• Source records:
>>
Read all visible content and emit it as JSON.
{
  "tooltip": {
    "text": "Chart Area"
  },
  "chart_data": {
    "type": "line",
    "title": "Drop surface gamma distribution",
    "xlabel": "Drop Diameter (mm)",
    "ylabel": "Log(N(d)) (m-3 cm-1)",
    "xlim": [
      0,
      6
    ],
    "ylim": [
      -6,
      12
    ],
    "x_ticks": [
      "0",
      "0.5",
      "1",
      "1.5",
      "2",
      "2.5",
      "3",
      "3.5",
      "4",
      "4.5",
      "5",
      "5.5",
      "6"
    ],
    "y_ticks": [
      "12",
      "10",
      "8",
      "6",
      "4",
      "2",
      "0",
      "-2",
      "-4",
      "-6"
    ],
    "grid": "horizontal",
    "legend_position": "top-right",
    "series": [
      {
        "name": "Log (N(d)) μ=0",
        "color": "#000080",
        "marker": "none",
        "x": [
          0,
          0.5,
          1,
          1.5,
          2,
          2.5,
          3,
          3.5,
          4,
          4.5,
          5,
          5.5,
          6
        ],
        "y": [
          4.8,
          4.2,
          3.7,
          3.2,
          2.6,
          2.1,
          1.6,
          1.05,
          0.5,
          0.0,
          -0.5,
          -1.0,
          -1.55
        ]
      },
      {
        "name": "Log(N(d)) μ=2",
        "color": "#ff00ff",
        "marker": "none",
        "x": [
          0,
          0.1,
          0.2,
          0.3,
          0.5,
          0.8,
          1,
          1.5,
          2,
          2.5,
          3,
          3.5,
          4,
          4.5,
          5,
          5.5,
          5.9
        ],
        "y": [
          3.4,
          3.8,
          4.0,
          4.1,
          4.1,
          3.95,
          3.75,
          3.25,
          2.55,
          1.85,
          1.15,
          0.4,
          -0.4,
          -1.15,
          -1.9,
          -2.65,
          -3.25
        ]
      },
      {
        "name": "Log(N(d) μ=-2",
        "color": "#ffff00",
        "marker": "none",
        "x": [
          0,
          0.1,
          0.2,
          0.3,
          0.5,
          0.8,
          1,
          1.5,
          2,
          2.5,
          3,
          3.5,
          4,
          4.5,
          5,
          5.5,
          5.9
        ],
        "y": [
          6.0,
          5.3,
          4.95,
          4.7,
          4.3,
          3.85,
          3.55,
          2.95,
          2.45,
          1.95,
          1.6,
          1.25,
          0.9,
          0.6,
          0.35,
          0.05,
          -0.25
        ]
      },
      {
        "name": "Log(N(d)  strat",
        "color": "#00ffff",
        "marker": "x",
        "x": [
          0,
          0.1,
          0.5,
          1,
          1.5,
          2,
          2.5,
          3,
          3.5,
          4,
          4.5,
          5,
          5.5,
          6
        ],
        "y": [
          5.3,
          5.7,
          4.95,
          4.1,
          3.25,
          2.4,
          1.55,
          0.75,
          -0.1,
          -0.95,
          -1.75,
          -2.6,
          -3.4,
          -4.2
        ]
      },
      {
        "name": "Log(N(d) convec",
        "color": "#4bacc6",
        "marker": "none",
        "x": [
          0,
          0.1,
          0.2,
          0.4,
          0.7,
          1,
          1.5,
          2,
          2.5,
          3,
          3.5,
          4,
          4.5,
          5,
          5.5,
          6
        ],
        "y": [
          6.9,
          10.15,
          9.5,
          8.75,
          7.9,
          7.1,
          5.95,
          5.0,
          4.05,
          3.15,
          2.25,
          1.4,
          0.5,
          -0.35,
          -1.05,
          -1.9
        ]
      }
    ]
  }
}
<<
• What the task requires:
How many lines of the records contain the string "name"? Respond with the number alone.

• Solution to the problem:
5